### Given instruction:
Without the pictures, return all of the material exactly as written.

### Records excerpted from a collection:
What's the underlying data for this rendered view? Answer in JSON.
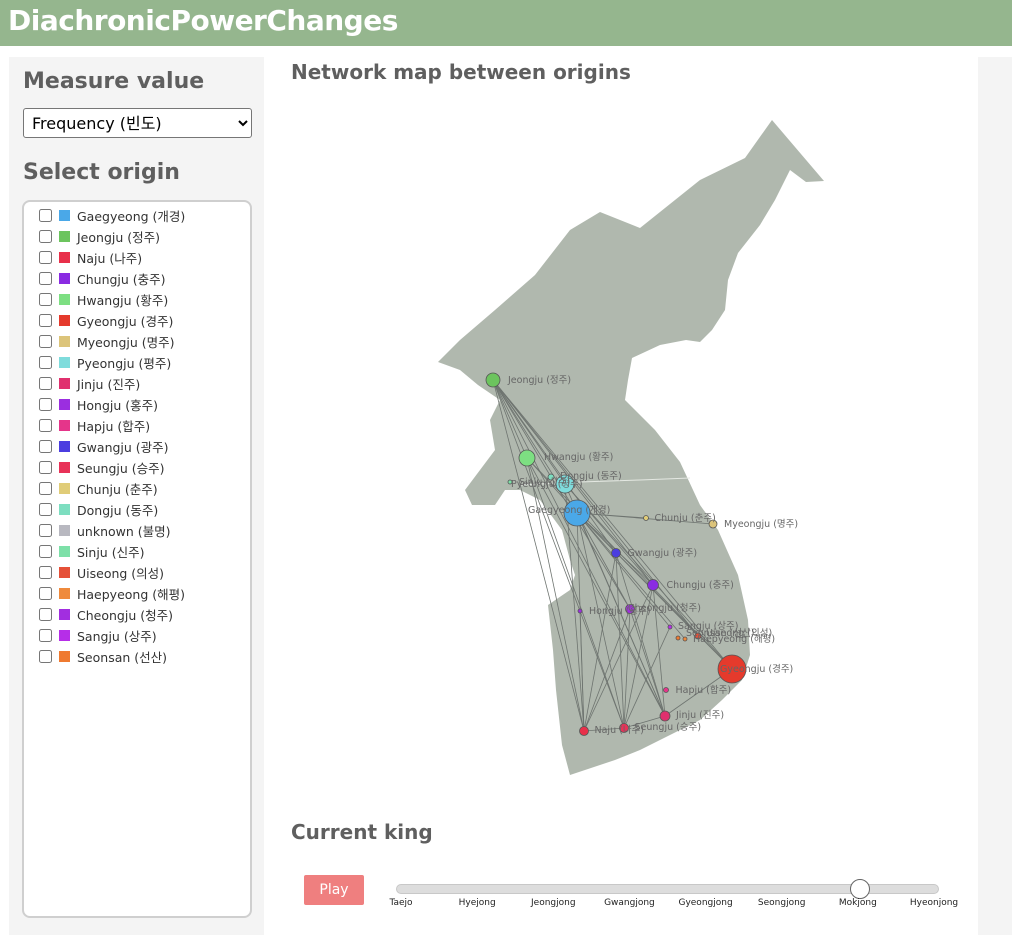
{
  "app": {
    "title": "DiachronicPowerChanges"
  },
  "sidebar": {
    "measure_title": "Measure value",
    "measure_selected": "Frequency (빈도)",
    "origin_title": "Select origin",
    "origins": [
      {
        "label": "Gaegyeong (개경)",
        "color": "#4aa8e8"
      },
      {
        "label": "Jeongju (정주)",
        "color": "#6cc45e"
      },
      {
        "label": "Naju (나주)",
        "color": "#e8304a"
      },
      {
        "label": "Chungju (충주)",
        "color": "#8a2be2"
      },
      {
        "label": "Hwangju (황주)",
        "color": "#7ddf82"
      },
      {
        "label": "Gyeongju (경주)",
        "color": "#e53a2c"
      },
      {
        "label": "Myeongju (명주)",
        "color": "#dcc47a"
      },
      {
        "label": "Pyeongju (평주)",
        "color": "#7fdcdc"
      },
      {
        "label": "Jinju (진주)",
        "color": "#e0306e"
      },
      {
        "label": "Hongju (홍주)",
        "color": "#9b2ee0"
      },
      {
        "label": "Hapju (합주)",
        "color": "#e5358a"
      },
      {
        "label": "Gwangju (광주)",
        "color": "#4b3ee0"
      },
      {
        "label": "Seungju (승주)",
        "color": "#e83258"
      },
      {
        "label": "Chunju (춘주)",
        "color": "#e0cc78"
      },
      {
        "label": "Dongju (동주)",
        "color": "#7ddec0"
      },
      {
        "label": "unknown (불명)",
        "color": "#b8b8c0"
      },
      {
        "label": "Sinju (신주)",
        "color": "#7de0a8"
      },
      {
        "label": "Uiseong (의성)",
        "color": "#e55038"
      },
      {
        "label": "Haepyeong (해평)",
        "color": "#ef8a3c"
      },
      {
        "label": "Cheongju (청주)",
        "color": "#a22ee0"
      },
      {
        "label": "Sangju (상주)",
        "color": "#b62ee8"
      },
      {
        "label": "Seonsan (선산)",
        "color": "#ef7a30"
      }
    ]
  },
  "main": {
    "map_title": "Network map between origins",
    "king_title": "Current king",
    "play_label": "Play",
    "kings": [
      "Taejo",
      "Hyejong",
      "Jeongjong",
      "Gwangjong",
      "Gyeongjong",
      "Seongjong",
      "Mokjong",
      "Hyeonjong"
    ],
    "current_king": "Mokjong"
  },
  "map_nodes": [
    {
      "id": "jeongju",
      "label": "Jeongju (정주)",
      "color": "#6cc45e"
    },
    {
      "id": "hwangju",
      "label": "Hwangju (황주)",
      "color": "#7ddf82"
    },
    {
      "id": "dongju",
      "label": "Dongju (동주)",
      "color": "#7ddec0"
    },
    {
      "id": "sinju",
      "label": "Sinju (신주)",
      "color": "#7de0a8"
    },
    {
      "id": "pyeongju",
      "label": "Pyeongju (평주)",
      "color": "#7fdcdc"
    },
    {
      "id": "gaegyeong",
      "label": "Gaegyeong (개경)",
      "color": "#4aa8e8"
    },
    {
      "id": "chunju",
      "label": "Chunju (춘주)",
      "color": "#e0cc78"
    },
    {
      "id": "myeongju",
      "label": "Myeongju (명주)",
      "color": "#dcc47a"
    },
    {
      "id": "gwangju",
      "label": "Gwangju (광주)",
      "color": "#4b3ee0"
    },
    {
      "id": "chungju",
      "label": "Chungju (충주)",
      "color": "#8a2be2"
    },
    {
      "id": "hongju",
      "label": "Hongju (홍주)",
      "color": "#9b2ee0"
    },
    {
      "id": "cheongju",
      "label": "Cheongju (청주)",
      "color": "#a22ee0"
    },
    {
      "id": "sangju",
      "label": "Sangju (상주)",
      "color": "#b62ee8"
    },
    {
      "id": "seonsan",
      "label": "Seonsan (선산)",
      "color": "#ef7a30"
    },
    {
      "id": "haepyeong",
      "label": "Haepyeong (해평)",
      "color": "#ef8a3c"
    },
    {
      "id": "uiseong",
      "label": "Uiseong (의성)",
      "color": "#e55038"
    },
    {
      "id": "gyeongju",
      "label": "Gyeongju (경주)",
      "color": "#e53a2c"
    },
    {
      "id": "hapju",
      "label": "Hapju (합주)",
      "color": "#e5358a"
    },
    {
      "id": "jinju",
      "label": "Jinju (진주)",
      "color": "#e0306e"
    },
    {
      "id": "naju",
      "label": "Naju (나주)",
      "color": "#e8304a"
    },
    {
      "id": "seungju",
      "label": "Seungju (승주)",
      "color": "#e83258"
    }
  ]
}
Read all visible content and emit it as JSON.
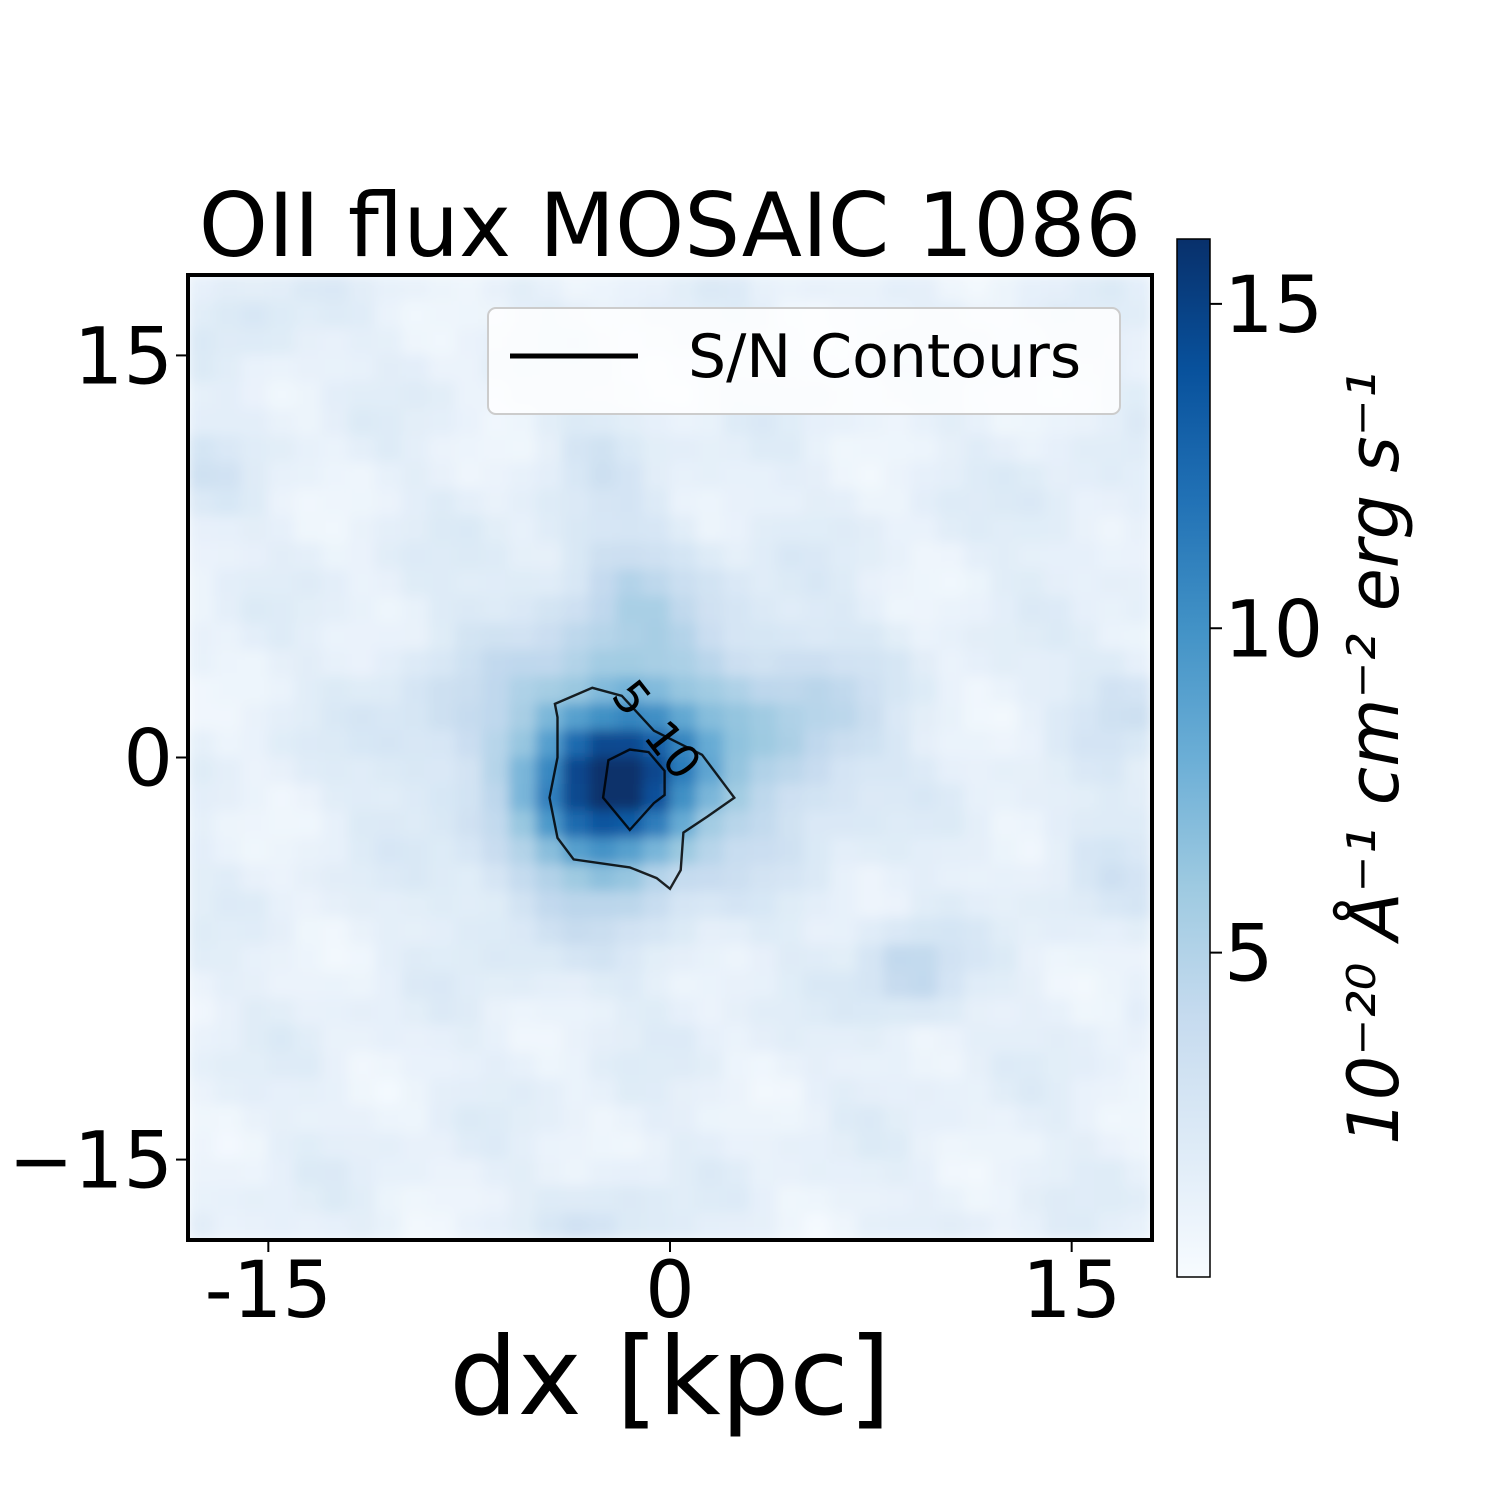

### Task solution:
What's the underlying data for this rendered view? Answer in JSON.
{
  "app": {
    "title": "DiachronicPowerChanges"
  },
  "sidebar": {
    "measure_title": "Measure value",
    "measure_selected": "Frequency (빈도)",
    "origin_title": "Select origin",
    "origins": [
      {
        "label": "Gaegyeong (개경)",
        "color": "#4aa8e8"
      },
      {
        "label": "Jeongju (정주)",
        "color": "#6cc45e"
      },
      {
        "label": "Naju (나주)",
        "color": "#e8304a"
      },
      {
        "label": "Chungju (충주)",
        "color": "#8a2be2"
      },
      {
        "label": "Hwangju (황주)",
        "color": "#7ddf82"
      },
      {
        "label": "Gyeongju (경주)",
        "color": "#e53a2c"
      },
      {
        "label": "Myeongju (명주)",
        "color": "#dcc47a"
      },
      {
        "label": "Pyeongju (평주)",
        "color": "#7fdcdc"
      },
      {
        "label": "Jinju (진주)",
        "color": "#e0306e"
      },
      {
        "label": "Hongju (홍주)",
        "color": "#9b2ee0"
      },
      {
        "label": "Hapju (합주)",
        "color": "#e5358a"
      },
      {
        "label": "Gwangju (광주)",
        "color": "#4b3ee0"
      },
      {
        "label": "Seungju (승주)",
        "color": "#e83258"
      },
      {
        "label": "Chunju (춘주)",
        "color": "#e0cc78"
      },
      {
        "label": "Dongju (동주)",
        "color": "#7ddec0"
      },
      {
        "label": "unknown (불명)",
        "color": "#b8b8c0"
      },
      {
        "label": "Sinju (신주)",
        "color": "#7de0a8"
      },
      {
        "label": "Uiseong (의성)",
        "color": "#e55038"
      },
      {
        "label": "Haepyeong (해평)",
        "color": "#ef8a3c"
      },
      {
        "label": "Cheongju (청주)",
        "color": "#a22ee0"
      },
      {
        "label": "Sangju (상주)",
        "color": "#b62ee8"
      },
      {
        "label": "Seonsan (선산)",
        "color": "#ef7a30"
      }
    ]
  },
  "main": {
    "map_title": "Network map between origins",
    "king_title": "Current king",
    "play_label": "Play",
    "kings": [
      "Taejo",
      "Hyejong",
      "Jeongjong",
      "Gwangjong",
      "Gyeongjong",
      "Seongjong",
      "Mokjong",
      "Hyeonjong"
    ],
    "current_king": "Mokjong"
  },
  "map_nodes": [
    {
      "id": "jeongju",
      "label": "Jeongju (정주)",
      "color": "#6cc45e"
    },
    {
      "id": "hwangju",
      "label": "Hwangju (황주)",
      "color": "#7ddf82"
    },
    {
      "id": "dongju",
      "label": "Dongju (동주)",
      "color": "#7ddec0"
    },
    {
      "id": "sinju",
      "label": "Sinju (신주)",
      "color": "#7de0a8"
    },
    {
      "id": "pyeongju",
      "label": "Pyeongju (평주)",
      "color": "#7fdcdc"
    },
    {
      "id": "gaegyeong",
      "label": "Gaegyeong (개경)",
      "color": "#4aa8e8"
    },
    {
      "id": "chunju",
      "label": "Chunju (춘주)",
      "color": "#e0cc78"
    },
    {
      "id": "myeongju",
      "label": "Myeongju (명주)",
      "color": "#dcc47a"
    },
    {
      "id": "gwangju",
      "label": "Gwangju (광주)",
      "color": "#4b3ee0"
    },
    {
      "id": "chungju",
      "label": "Chungju (충주)",
      "color": "#8a2be2"
    },
    {
      "id": "hongju",
      "label": "Hongju (홍주)",
      "color": "#9b2ee0"
    },
    {
      "id": "cheongju",
      "label": "Cheongju (청주)",
      "color": "#a22ee0"
    },
    {
      "id": "sangju",
      "label": "Sangju (상주)",
      "color": "#b62ee8"
    },
    {
      "id": "seonsan",
      "label": "Seonsan (선산)",
      "color": "#ef7a30"
    },
    {
      "id": "haepyeong",
      "label": "Haepyeong (해평)",
      "color": "#ef8a3c"
    },
    {
      "id": "uiseong",
      "label": "Uiseong (의성)",
      "color": "#e55038"
    },
    {
      "id": "gyeongju",
      "label": "Gyeongju (경주)",
      "color": "#e53a2c"
    },
    {
      "id": "hapju",
      "label": "Hapju (합주)",
      "color": "#e5358a"
    },
    {
      "id": "jinju",
      "label": "Jinju (진주)",
      "color": "#e0306e"
    },
    {
      "id": "naju",
      "label": "Naju (나주)",
      "color": "#e8304a"
    },
    {
      "id": "seungju",
      "label": "Seungju (승주)",
      "color": "#e83258"
    }
  ]
}
Read all visible content and emit it as JSON.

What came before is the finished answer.